**EXCERPTED PASSAGE:**
§

However, as computers become smaller and more portable, disc drives also are becoming smaller and are being incorporated into the smaller computers. Such disc drives are being subject to greater rotational shocks, both because of their smaller size and because of the shocks they receive from being carried about. Moreover, as transducers are being designed to fly ever closer to the disc surface, even a slight flaw in the disc surface can cause permanent damage, since the transducer is more likely to hit the flaw and cause it to damage the disc. Thus, there is a need for actuator latches which can perform under high linear and rotational shock. It is also desirable that the latch mechanism be implemented with a minimal cost.

Thus, what is needed is a disc drive which includes an easily manufactured and assembled actuator latch which can hold the actuator even when subject to very high rotational shocks. This will decrease the risks of the transducer damaging the disc surface. Therefore, the resulting disc drive will be more reliable over the life of the drive.

Summary of the Invention The present invention provides a latch mechanism for latching the actuator assembly of a disc drive in a parked position. In one embodiment, the latch mechanism includes a latch body having a pivot point rotatable upon a pivot pin integrally coupled to the disc drive, the latch body having a center of gravity substantially near the pivot point. The latch body having a moment of inertia, J_L, which is approximately equal to the product of a moment of inertia of the actuator, J_A, multiplied by a gear ratio between the actuator and the latch body, GR_L/A. [J_L= J_A x GR_L/A.] In further embodiments, the latch body includes a pair of arms, which meet at the pivot point, and a latching section for latching with the actuator. In one embodiment, the present invention provides a disc drive having an actuator rotatably attached to its base. The actuator includes a latch member attached to one end and a transducer attached to the other end. The actuator having a moment of inertia, J_A. The disc drive also includes a latch mechanism for latching the actuator in a parked position. The latch mechanism includes a latch body having a pivot point rotatable upon a pivot pin integrally coupled to the base. The latch body having a center of gravity substantially near to the pivot point and a moment of inertia, J_L, approximately equal to J_A multiplied by a gear ratio, GR_L/A, between the actuator and the latch body.

Advantageously, the present invention provides a disc drive which includes an easily manufactured and assembled actuator latch which can hold the actuator in a parked position even when the disc drive is subject to very high rotational shocks and/or linear shocks. Thus, decreasing the risks of the transducer damaging the disc surface. Brief Description of the Drawings

FIG. 1 is an exploded view of a disc drive with a multiple disc stack. FIG. 2 is a top view of one embodiment of a disc drive assembly having an actuator latch according to the present invention. FIG. 3 is an isometric view of one embodiment of an actuator latch according to the present invention. FIG. 4 is a reverse isometric view of the actuator latch of FIG. 3. FIG. 5 is a schematic view of a computer system.

§

Write the next part of the passage on the disc drive actuator latch, picking up after its final sentence. The material that comes next has no connection to the disc drive passage.

**DATA BLOCK:**
§

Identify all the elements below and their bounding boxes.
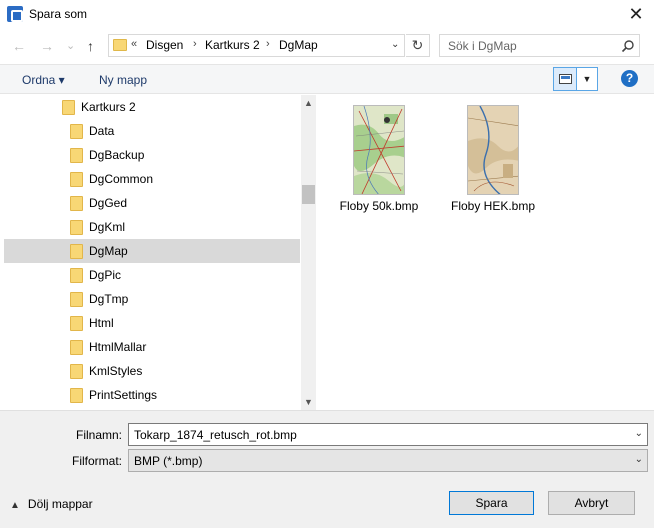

§

**TASK ANSWER:**
Description of the Preferred Embodiment In the following detailed description of the preferred embodiments, reference is made to the accompanying drawings which form a part hereof, and in which are shown by way of illustration specific embodiments in which the invention may be practiced. It is to be understood that other embodiments may be utilized and structural changes may be made without departing from the scope of the present invention.

The invention described in this application is useful with all mechanical configurations of disc drives. In addition, the invention is also useful in all types of disc drives including hard disc drives, zip drives, floppy disc drives and any other type of drives where unloading the transducer from a surface and parking the transducer may be desirable. Figures 1-3 show an exemplary disc drive 100 having one embodiment of a latch mechanism 200. Disc drive 100 includes a housing or base 112, and a cover 114. Base 112 and cover 114 form a disc enclosure. Rotatably attached to base 112 on an actuator shaft 118 is an actuator assembly 120. Actuator assembly 120 includes an E-block or comb structure 122 having a plurality of arms 123. Attached to the separate arms 123 on comb 122 are load beams or load springs 124. Load beams or load springs are also referred to as suspensions. Attached at the end of each load spring 124 is a slider 126 which carries a magnetic transducer 150. Slider 126 with transducer 150 form what is many times called the head. It should be noted that many sliders have one transducer 150 and that is what is shown in the figures. It should also be noted that this invention is equally applicable to sliders having more than one transducer, such as what is referred to as an MR or magneto resistive head in which one transducer 150 is generally used for reading and another is generally used for writing. On the end of the actuator arm assembly 120 opposite the load springs 124 and sliders 126 is a voice coil 128.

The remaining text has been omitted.